EXERCISE BRIEF - In the listing below, identify each line with the word "timestamp" and return those lines.
— BEGIN —
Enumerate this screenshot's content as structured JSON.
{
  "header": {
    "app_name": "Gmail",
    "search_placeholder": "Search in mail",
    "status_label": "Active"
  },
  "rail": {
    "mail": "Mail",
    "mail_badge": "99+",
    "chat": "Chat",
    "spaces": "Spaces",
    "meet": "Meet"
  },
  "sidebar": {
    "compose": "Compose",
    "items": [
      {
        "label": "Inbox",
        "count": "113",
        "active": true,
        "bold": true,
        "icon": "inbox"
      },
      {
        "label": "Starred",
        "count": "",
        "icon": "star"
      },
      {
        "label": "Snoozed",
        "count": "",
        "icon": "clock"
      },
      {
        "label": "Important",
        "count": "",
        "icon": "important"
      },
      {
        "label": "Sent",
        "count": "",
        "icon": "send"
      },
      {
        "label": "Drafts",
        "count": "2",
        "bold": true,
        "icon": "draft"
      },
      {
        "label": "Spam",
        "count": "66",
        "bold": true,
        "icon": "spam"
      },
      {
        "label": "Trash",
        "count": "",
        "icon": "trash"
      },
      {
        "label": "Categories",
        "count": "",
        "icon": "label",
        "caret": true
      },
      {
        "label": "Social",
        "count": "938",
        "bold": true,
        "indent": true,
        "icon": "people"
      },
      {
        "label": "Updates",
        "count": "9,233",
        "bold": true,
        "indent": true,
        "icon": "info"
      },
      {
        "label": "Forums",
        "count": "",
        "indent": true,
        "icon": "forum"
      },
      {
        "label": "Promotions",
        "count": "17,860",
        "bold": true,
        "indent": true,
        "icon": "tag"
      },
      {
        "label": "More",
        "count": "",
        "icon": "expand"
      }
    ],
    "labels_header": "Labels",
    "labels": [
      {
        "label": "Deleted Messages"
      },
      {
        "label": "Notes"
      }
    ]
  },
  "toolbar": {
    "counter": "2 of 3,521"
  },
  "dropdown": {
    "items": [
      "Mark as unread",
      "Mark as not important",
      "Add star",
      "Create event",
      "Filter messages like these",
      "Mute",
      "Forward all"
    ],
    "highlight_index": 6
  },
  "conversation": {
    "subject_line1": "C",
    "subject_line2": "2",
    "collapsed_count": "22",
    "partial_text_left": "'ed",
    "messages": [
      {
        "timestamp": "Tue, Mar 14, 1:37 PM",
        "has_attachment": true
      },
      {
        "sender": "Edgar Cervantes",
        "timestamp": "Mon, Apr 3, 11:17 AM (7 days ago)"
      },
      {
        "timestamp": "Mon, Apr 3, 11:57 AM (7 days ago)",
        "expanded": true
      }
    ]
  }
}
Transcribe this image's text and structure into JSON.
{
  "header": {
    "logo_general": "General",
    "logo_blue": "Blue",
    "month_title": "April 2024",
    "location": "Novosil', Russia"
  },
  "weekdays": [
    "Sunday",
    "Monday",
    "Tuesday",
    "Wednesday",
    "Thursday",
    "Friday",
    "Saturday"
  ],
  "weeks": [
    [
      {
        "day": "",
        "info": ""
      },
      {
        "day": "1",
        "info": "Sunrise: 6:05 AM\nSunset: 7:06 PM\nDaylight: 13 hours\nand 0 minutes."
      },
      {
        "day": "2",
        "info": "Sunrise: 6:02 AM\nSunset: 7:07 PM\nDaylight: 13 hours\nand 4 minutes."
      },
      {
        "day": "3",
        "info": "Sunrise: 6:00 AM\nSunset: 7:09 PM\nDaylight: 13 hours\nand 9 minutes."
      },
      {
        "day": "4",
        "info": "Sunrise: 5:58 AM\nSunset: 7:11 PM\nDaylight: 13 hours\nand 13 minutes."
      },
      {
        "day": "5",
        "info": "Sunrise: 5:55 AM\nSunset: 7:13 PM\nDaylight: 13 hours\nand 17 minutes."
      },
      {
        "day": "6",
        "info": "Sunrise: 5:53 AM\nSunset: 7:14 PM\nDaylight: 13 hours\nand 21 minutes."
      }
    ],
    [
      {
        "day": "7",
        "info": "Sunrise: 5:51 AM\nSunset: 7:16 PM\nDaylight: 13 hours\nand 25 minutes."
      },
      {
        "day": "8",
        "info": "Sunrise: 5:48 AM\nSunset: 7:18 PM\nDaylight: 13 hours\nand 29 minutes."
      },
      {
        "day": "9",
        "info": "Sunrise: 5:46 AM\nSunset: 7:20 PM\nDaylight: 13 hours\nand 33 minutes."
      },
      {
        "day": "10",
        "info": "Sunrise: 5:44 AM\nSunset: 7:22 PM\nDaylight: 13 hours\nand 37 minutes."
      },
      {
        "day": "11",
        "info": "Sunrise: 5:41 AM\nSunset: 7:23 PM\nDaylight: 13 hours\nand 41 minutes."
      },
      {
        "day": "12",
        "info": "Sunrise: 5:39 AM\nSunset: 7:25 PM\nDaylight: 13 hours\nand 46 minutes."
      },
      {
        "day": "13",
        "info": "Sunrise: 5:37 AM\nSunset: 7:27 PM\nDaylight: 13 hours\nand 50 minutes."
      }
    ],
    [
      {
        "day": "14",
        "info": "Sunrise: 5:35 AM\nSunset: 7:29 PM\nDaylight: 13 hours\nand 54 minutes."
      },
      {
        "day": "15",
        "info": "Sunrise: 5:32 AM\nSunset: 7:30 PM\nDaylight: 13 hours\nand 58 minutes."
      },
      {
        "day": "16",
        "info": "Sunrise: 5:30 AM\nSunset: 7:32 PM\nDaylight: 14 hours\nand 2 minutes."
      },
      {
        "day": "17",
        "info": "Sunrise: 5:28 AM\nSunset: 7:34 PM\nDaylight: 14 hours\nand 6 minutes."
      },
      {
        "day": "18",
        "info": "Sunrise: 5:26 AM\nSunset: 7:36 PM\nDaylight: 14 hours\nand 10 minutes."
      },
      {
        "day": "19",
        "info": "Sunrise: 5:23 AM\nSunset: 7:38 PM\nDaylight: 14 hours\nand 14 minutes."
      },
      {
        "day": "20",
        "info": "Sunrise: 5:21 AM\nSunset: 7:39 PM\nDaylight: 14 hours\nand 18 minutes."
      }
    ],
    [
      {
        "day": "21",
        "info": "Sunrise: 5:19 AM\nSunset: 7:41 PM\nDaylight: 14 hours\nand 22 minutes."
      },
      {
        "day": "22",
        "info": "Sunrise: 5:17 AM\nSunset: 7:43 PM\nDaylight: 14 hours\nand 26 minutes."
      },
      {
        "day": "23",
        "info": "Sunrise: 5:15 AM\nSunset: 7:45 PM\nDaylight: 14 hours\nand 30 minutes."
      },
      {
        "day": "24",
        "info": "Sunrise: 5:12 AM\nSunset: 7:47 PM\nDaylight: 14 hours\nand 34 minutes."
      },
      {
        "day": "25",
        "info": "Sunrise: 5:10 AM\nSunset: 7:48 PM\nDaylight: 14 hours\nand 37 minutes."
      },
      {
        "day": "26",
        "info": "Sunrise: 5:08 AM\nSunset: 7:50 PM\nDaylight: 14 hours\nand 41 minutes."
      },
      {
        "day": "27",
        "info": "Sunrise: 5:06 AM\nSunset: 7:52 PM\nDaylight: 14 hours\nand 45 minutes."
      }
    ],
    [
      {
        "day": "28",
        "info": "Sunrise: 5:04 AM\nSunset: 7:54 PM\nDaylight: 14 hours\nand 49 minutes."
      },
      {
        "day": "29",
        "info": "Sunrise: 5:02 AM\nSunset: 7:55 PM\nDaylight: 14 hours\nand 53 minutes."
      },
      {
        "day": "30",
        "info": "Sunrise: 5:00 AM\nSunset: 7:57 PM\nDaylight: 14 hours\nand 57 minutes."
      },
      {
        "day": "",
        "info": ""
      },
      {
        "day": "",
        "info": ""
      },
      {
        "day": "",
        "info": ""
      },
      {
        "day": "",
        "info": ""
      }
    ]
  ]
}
— END —
CORRECT OUTPUT -
        "timestamp": "Tue, Mar 14, 1:37 PM",
        "timestamp": "Mon, Apr 3, 11:17 AM (7 days ago)"
        "timestamp": "Mon, Apr 3, 11:57 AM (7 days ago)",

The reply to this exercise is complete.